Figure content listings:
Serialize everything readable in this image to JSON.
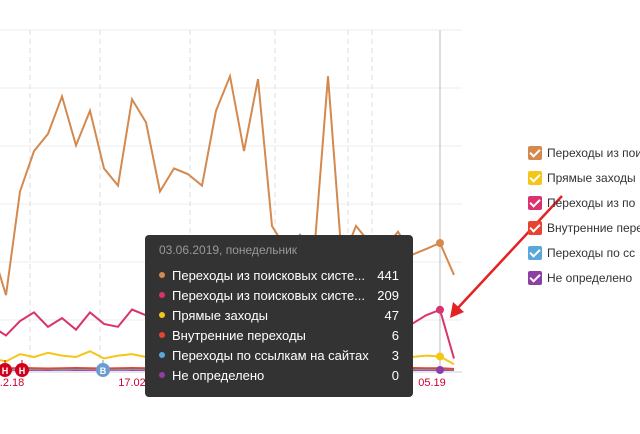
{
  "chart": {
    "type": "line",
    "x_labels": [
      ".2.18",
      "17.02",
      "05.19"
    ],
    "event_markers": [
      "Н",
      "Н",
      "В"
    ],
    "series": [
      {
        "color": "#d4894f",
        "values": [
          420,
          260,
          620,
          760,
          820,
          950,
          780,
          900,
          700,
          640,
          940,
          860,
          620,
          700,
          680,
          640,
          900,
          1020,
          760,
          1010,
          500,
          420,
          470,
          400,
          1020,
          380,
          500,
          440,
          420,
          480,
          400,
          420,
          441,
          330
        ]
      },
      {
        "color": "#d9326f",
        "values": [
          150,
          120,
          170,
          200,
          150,
          180,
          140,
          200,
          160,
          150,
          210,
          190,
          170,
          180,
          270,
          190,
          180,
          200,
          170,
          190,
          160,
          180,
          170,
          200,
          150,
          180,
          160,
          190,
          170,
          180,
          160,
          190,
          209,
          40
        ]
      },
      {
        "color": "#f5c518",
        "values": [
          40,
          30,
          55,
          45,
          60,
          50,
          45,
          65,
          40,
          50,
          55,
          45,
          60,
          50,
          55,
          45,
          60,
          50,
          45,
          55,
          50,
          40,
          55,
          45,
          50,
          60,
          45,
          50,
          40,
          55,
          45,
          50,
          47,
          20
        ]
      },
      {
        "color": "#e8432e",
        "values": [
          6,
          5,
          7,
          6,
          5,
          6,
          7,
          6,
          5,
          6,
          7,
          6,
          5,
          6,
          7,
          6,
          5,
          6,
          7,
          6,
          5,
          6,
          7,
          6,
          5,
          6,
          7,
          6,
          5,
          6,
          7,
          6,
          6,
          4
        ]
      },
      {
        "color": "#5aa7dc",
        "values": [
          3,
          2,
          3,
          4,
          3,
          2,
          3,
          4,
          3,
          2,
          3,
          4,
          3,
          2,
          3,
          4,
          3,
          2,
          3,
          4,
          3,
          2,
          3,
          4,
          3,
          2,
          3,
          4,
          3,
          2,
          3,
          4,
          3,
          2
        ]
      },
      {
        "color": "#8e3fa3",
        "values": [
          0,
          1,
          0,
          1,
          0,
          1,
          0,
          1,
          0,
          1,
          0,
          1,
          0,
          1,
          0,
          1,
          0,
          1,
          0,
          1,
          0,
          1,
          0,
          1,
          0,
          1,
          0,
          1,
          0,
          1,
          0,
          1,
          0,
          0
        ]
      }
    ]
  },
  "tooltip": {
    "date": "03.06.2019, понедельник",
    "rows": [
      {
        "label": "Переходы из поисковых систе...",
        "value": 441,
        "color": "#d4894f"
      },
      {
        "label": "Переходы из поисковых систе...",
        "value": 209,
        "color": "#d9326f"
      },
      {
        "label": "Прямые заходы",
        "value": 47,
        "color": "#f5c518"
      },
      {
        "label": "Внутренние переходы",
        "value": 6,
        "color": "#e8432e"
      },
      {
        "label": "Переходы по ссылкам на сайтах",
        "value": 3,
        "color": "#5aa7dc"
      },
      {
        "label": "Не определено",
        "value": 0,
        "color": "#8e3fa3"
      }
    ]
  },
  "legend": [
    {
      "label": "Переходы из пои",
      "color": "#d4894f"
    },
    {
      "label": "Прямые заходы",
      "color": "#f5c518"
    },
    {
      "label": "Переходы из по",
      "color": "#d9326f"
    },
    {
      "label": "Внутренние пере",
      "color": "#e8432e"
    },
    {
      "label": "Переходы по сс",
      "color": "#5aa7dc"
    },
    {
      "label": "Не определено",
      "color": "#8e3fa3"
    }
  ]
}
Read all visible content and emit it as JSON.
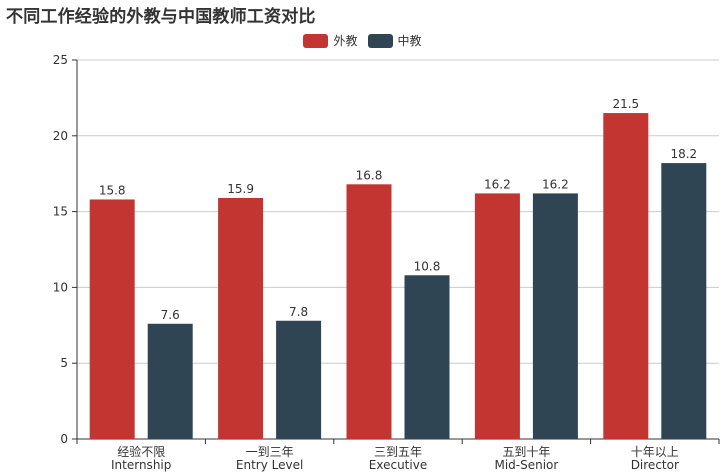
{
  "chart_data": {
    "type": "bar",
    "title": "不同工作经验的外教与中国教师工资对比",
    "categories": [
      [
        "经验不限",
        "Internship"
      ],
      [
        "一到三年",
        "Entry Level"
      ],
      [
        "三到五年",
        "Executive"
      ],
      [
        "五到十年",
        "Mid-Senior"
      ],
      [
        "十年以上",
        "Director"
      ]
    ],
    "series": [
      {
        "name": "外教",
        "color": "#c23531",
        "values": [
          15.8,
          15.9,
          16.8,
          16.2,
          21.5
        ]
      },
      {
        "name": "中教",
        "color": "#2f4554",
        "values": [
          7.6,
          7.8,
          10.8,
          16.2,
          18.2
        ]
      }
    ],
    "ylim": [
      0,
      25
    ],
    "yticks": [
      0,
      5,
      10,
      15,
      20,
      25
    ],
    "grid": true,
    "legend_position": "top-center"
  }
}
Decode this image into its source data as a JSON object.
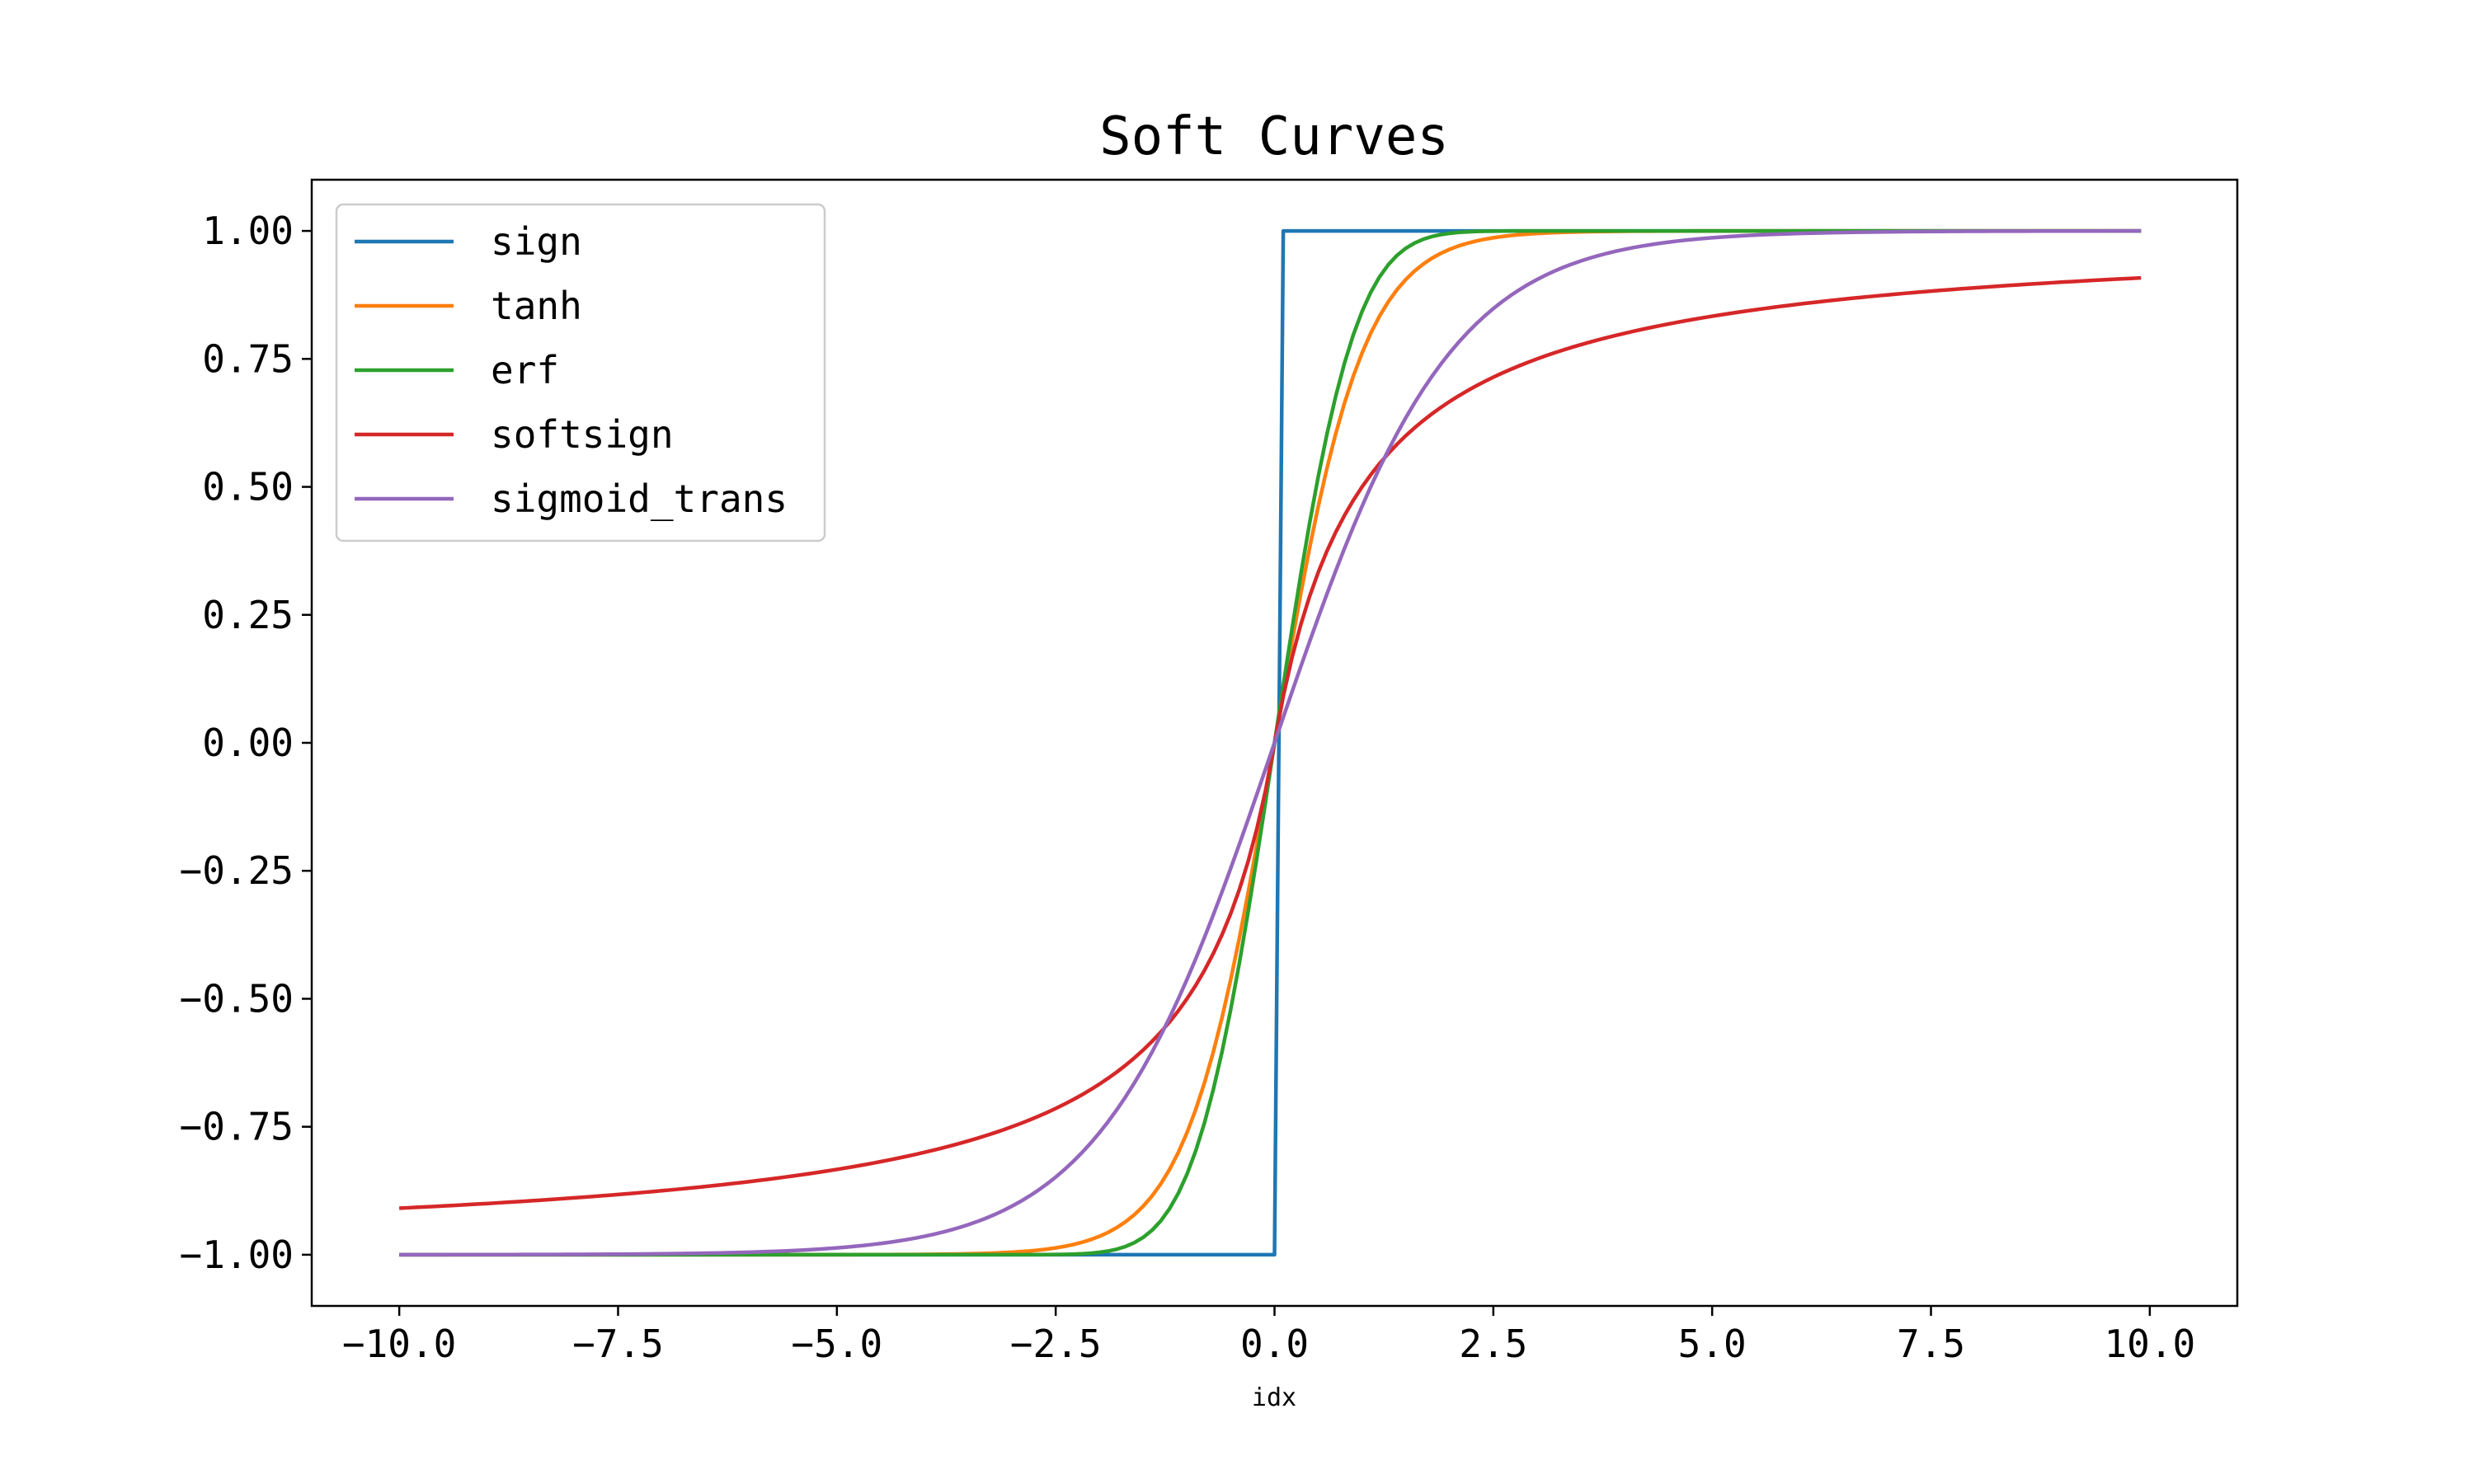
{
  "chart_data": {
    "type": "line",
    "title": "Soft Curves",
    "xlabel": "idx",
    "ylabel": "",
    "xlim": [
      -11.0,
      11.0
    ],
    "ylim": [
      -1.1,
      1.1
    ],
    "x_ticks": [
      -10.0,
      -7.5,
      -5.0,
      -2.5,
      0.0,
      2.5,
      5.0,
      7.5,
      10.0
    ],
    "x_tick_labels": [
      "−10.0",
      "−7.5",
      "−5.0",
      "−2.5",
      "0.0",
      "2.5",
      "5.0",
      "7.5",
      "10.0"
    ],
    "y_ticks": [
      1.0,
      0.75,
      0.5,
      0.25,
      0.0,
      -0.25,
      -0.5,
      -0.75,
      -1.0
    ],
    "y_tick_labels": [
      "1.00",
      "0.75",
      "0.50",
      "0.25",
      "0.00",
      "−0.25",
      "−0.50",
      "−0.75",
      "−1.00"
    ],
    "x_range": [
      -10.0,
      9.9
    ],
    "x_step": 0.1,
    "grid": false,
    "legend_position": "top-left",
    "series": [
      {
        "name": "sign",
        "function": "sign",
        "color": "#1f77b4"
      },
      {
        "name": "tanh",
        "function": "tanh",
        "color": "#ff7f0e"
      },
      {
        "name": "erf",
        "function": "erf",
        "color": "#2ca02c"
      },
      {
        "name": "softsign",
        "function": "softsign",
        "color": "#d62728"
      },
      {
        "name": "sigmoid_trans",
        "function": "sigmoid_trans",
        "color": "#9467bd"
      }
    ]
  }
}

Problem statement: Copy all the data exactly as written, but skip any picture.

Solution:
Serialize everything readable in this image to JSON.
{
  "chart": {
    "type": "line",
    "x_labels": [
      ".2.18",
      "17.02",
      "05.19"
    ],
    "event_markers": [
      "Н",
      "Н",
      "В"
    ],
    "series": [
      {
        "color": "#d4894f",
        "values": [
          420,
          260,
          620,
          760,
          820,
          950,
          780,
          900,
          700,
          640,
          940,
          860,
          620,
          700,
          680,
          640,
          900,
          1020,
          760,
          1010,
          500,
          420,
          470,
          400,
          1020,
          380,
          500,
          440,
          420,
          480,
          400,
          420,
          441,
          330
        ]
      },
      {
        "color": "#d9326f",
        "values": [
          150,
          120,
          170,
          200,
          150,
          180,
          140,
          200,
          160,
          150,
          210,
          190,
          170,
          180,
          270,
          190,
          180,
          200,
          170,
          190,
          160,
          180,
          170,
          200,
          150,
          180,
          160,
          190,
          170,
          180,
          160,
          190,
          209,
          40
        ]
      },
      {
        "color": "#f5c518",
        "values": [
          40,
          30,
          55,
          45,
          60,
          50,
          45,
          65,
          40,
          50,
          55,
          45,
          60,
          50,
          55,
          45,
          60,
          50,
          45,
          55,
          50,
          40,
          55,
          45,
          50,
          60,
          45,
          50,
          40,
          55,
          45,
          50,
          47,
          20
        ]
      },
      {
        "color": "#e8432e",
        "values": [
          6,
          5,
          7,
          6,
          5,
          6,
          7,
          6,
          5,
          6,
          7,
          6,
          5,
          6,
          7,
          6,
          5,
          6,
          7,
          6,
          5,
          6,
          7,
          6,
          5,
          6,
          7,
          6,
          5,
          6,
          7,
          6,
          6,
          4
        ]
      },
      {
        "color": "#5aa7dc",
        "values": [
          3,
          2,
          3,
          4,
          3,
          2,
          3,
          4,
          3,
          2,
          3,
          4,
          3,
          2,
          3,
          4,
          3,
          2,
          3,
          4,
          3,
          2,
          3,
          4,
          3,
          2,
          3,
          4,
          3,
          2,
          3,
          4,
          3,
          2
        ]
      },
      {
        "color": "#8e3fa3",
        "values": [
          0,
          1,
          0,
          1,
          0,
          1,
          0,
          1,
          0,
          1,
          0,
          1,
          0,
          1,
          0,
          1,
          0,
          1,
          0,
          1,
          0,
          1,
          0,
          1,
          0,
          1,
          0,
          1,
          0,
          1,
          0,
          1,
          0,
          0
        ]
      }
    ]
  },
  "tooltip": {
    "date": "03.06.2019, понедельник",
    "rows": [
      {
        "label": "Переходы из поисковых систе...",
        "value": 441,
        "color": "#d4894f"
      },
      {
        "label": "Переходы из поисковых систе...",
        "value": 209,
        "color": "#d9326f"
      },
      {
        "label": "Прямые заходы",
        "value": 47,
        "color": "#f5c518"
      },
      {
        "label": "Внутренние переходы",
        "value": 6,
        "color": "#e8432e"
      },
      {
        "label": "Переходы по ссылкам на сайтах",
        "value": 3,
        "color": "#5aa7dc"
      },
      {
        "label": "Не определено",
        "value": 0,
        "color": "#8e3fa3"
      }
    ]
  },
  "legend": [
    {
      "label": "Переходы из пои",
      "color": "#d4894f"
    },
    {
      "label": "Прямые заходы",
      "color": "#f5c518"
    },
    {
      "label": "Переходы из по",
      "color": "#d9326f"
    },
    {
      "label": "Внутренние пере",
      "color": "#e8432e"
    },
    {
      "label": "Переходы по сс",
      "color": "#5aa7dc"
    },
    {
      "label": "Не определено",
      "color": "#8e3fa3"
    }
  ]
}
Read all visible content and emit it as JSON.
{
  "chart_data": {
    "type": "bar",
    "title": "不同工作经验的外教与中国教师工资对比",
    "categories": [
      [
        "经验不限",
        "Internship"
      ],
      [
        "一到三年",
        "Entry Level"
      ],
      [
        "三到五年",
        "Executive"
      ],
      [
        "五到十年",
        "Mid-Senior"
      ],
      [
        "十年以上",
        "Director"
      ]
    ],
    "series": [
      {
        "name": "外教",
        "color": "#c23531",
        "values": [
          15.8,
          15.9,
          16.8,
          16.2,
          21.5
        ]
      },
      {
        "name": "中教",
        "color": "#2f4554",
        "values": [
          7.6,
          7.8,
          10.8,
          16.2,
          18.2
        ]
      }
    ],
    "ylim": [
      0,
      25
    ],
    "yticks": [
      0,
      5,
      10,
      15,
      20,
      25
    ],
    "grid": true,
    "legend_position": "top-center"
  }
}
Decode this image into its source data as a JSON object.
{
  "chart_data": {
    "type": "line",
    "title": "Soft Curves",
    "xlabel": "idx",
    "ylabel": "",
    "xlim": [
      -11.0,
      11.0
    ],
    "ylim": [
      -1.1,
      1.1
    ],
    "x_ticks": [
      -10.0,
      -7.5,
      -5.0,
      -2.5,
      0.0,
      2.5,
      5.0,
      7.5,
      10.0
    ],
    "x_tick_labels": [
      "−10.0",
      "−7.5",
      "−5.0",
      "−2.5",
      "0.0",
      "2.5",
      "5.0",
      "7.5",
      "10.0"
    ],
    "y_ticks": [
      1.0,
      0.75,
      0.5,
      0.25,
      0.0,
      -0.25,
      -0.5,
      -0.75,
      -1.0
    ],
    "y_tick_labels": [
      "1.00",
      "0.75",
      "0.50",
      "0.25",
      "0.00",
      "−0.25",
      "−0.50",
      "−0.75",
      "−1.00"
    ],
    "x_range": [
      -10.0,
      9.9
    ],
    "x_step": 0.1,
    "grid": false,
    "legend_position": "top-left",
    "series": [
      {
        "name": "sign",
        "function": "sign",
        "color": "#1f77b4"
      },
      {
        "name": "tanh",
        "function": "tanh",
        "color": "#ff7f0e"
      },
      {
        "name": "erf",
        "function": "erf",
        "color": "#2ca02c"
      },
      {
        "name": "softsign",
        "function": "softsign",
        "color": "#d62728"
      },
      {
        "name": "sigmoid_trans",
        "function": "sigmoid_trans",
        "color": "#9467bd"
      }
    ]
  }
}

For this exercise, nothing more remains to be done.